[Saved entries]
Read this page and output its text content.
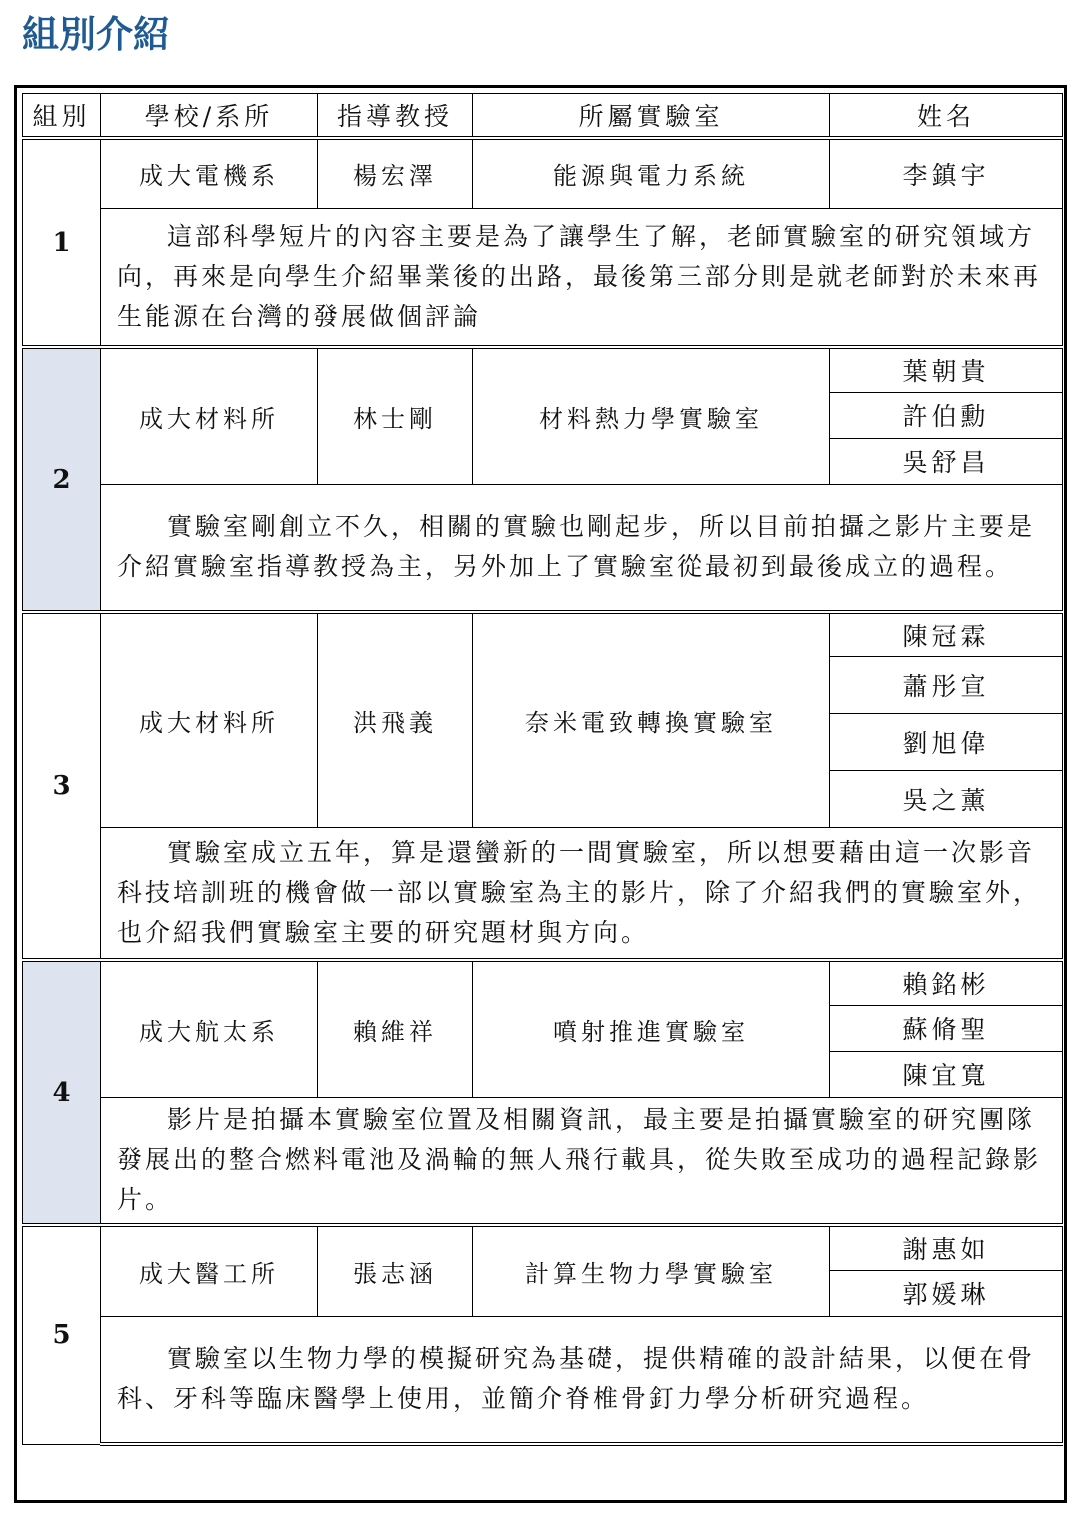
組別介紹
組別	學校/系所	指導教授	所屬實驗室	姓名
1	成大電機系	楊宏澤	能源與電力系統	李鎮宇
	這部科學短片的內容主要是為了讓學生了解，老師實驗室的研究領域方向，再來是向學生介紹畢業後的出路，最後第三部分則是就老師對於未來再生能源在台灣的發展做個評論			
2	成大材料所	林士剛	材料熱力學實驗室	葉朝貴
				許伯勳
				吳舒昌
	實驗室剛創立不久，相關的實驗也剛起步，所以目前拍攝之影片主要是介紹實驗室指導教授為主，另外加上了實驗室從最初到最後成立的過程。			
3	成大材料所	洪飛義	奈米電致轉換實驗室	陳冠霖
				蕭彤宣
				劉旭偉
				吳之薰
	實驗室成立五年，算是還蠻新的一間實驗室，所以想要藉由這一次影音科技培訓班的機會做一部以實驗室為主的影片，除了介紹我們的實驗室外，也介紹我們實驗室主要的研究題材與方向。			
4	成大航太系	賴維祥	噴射推進實驗室	賴銘彬
				蘇脩聖
				陳宜寬
	影片是拍攝本實驗室位置及相關資訊，最主要是拍攝實驗室的研究團隊發展出的整合燃料電池及渦輪的無人飛行載具，從失敗至成功的過程記錄影片。			
5	成大醫工所	張志涵	計算生物力學實驗室	謝惠如
				郭媛琳
	實驗室以生物力學的模擬研究為基礎，提供精確的設計結果，以便在骨科、牙科等臨床醫學上使用，並簡介脊椎骨釘力學分析研究過程。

INSTRUCTIONS FOR THE TASK ->
Going through the records above, state how many lines carry "成大材料所", with no other text.

RESULT ->
2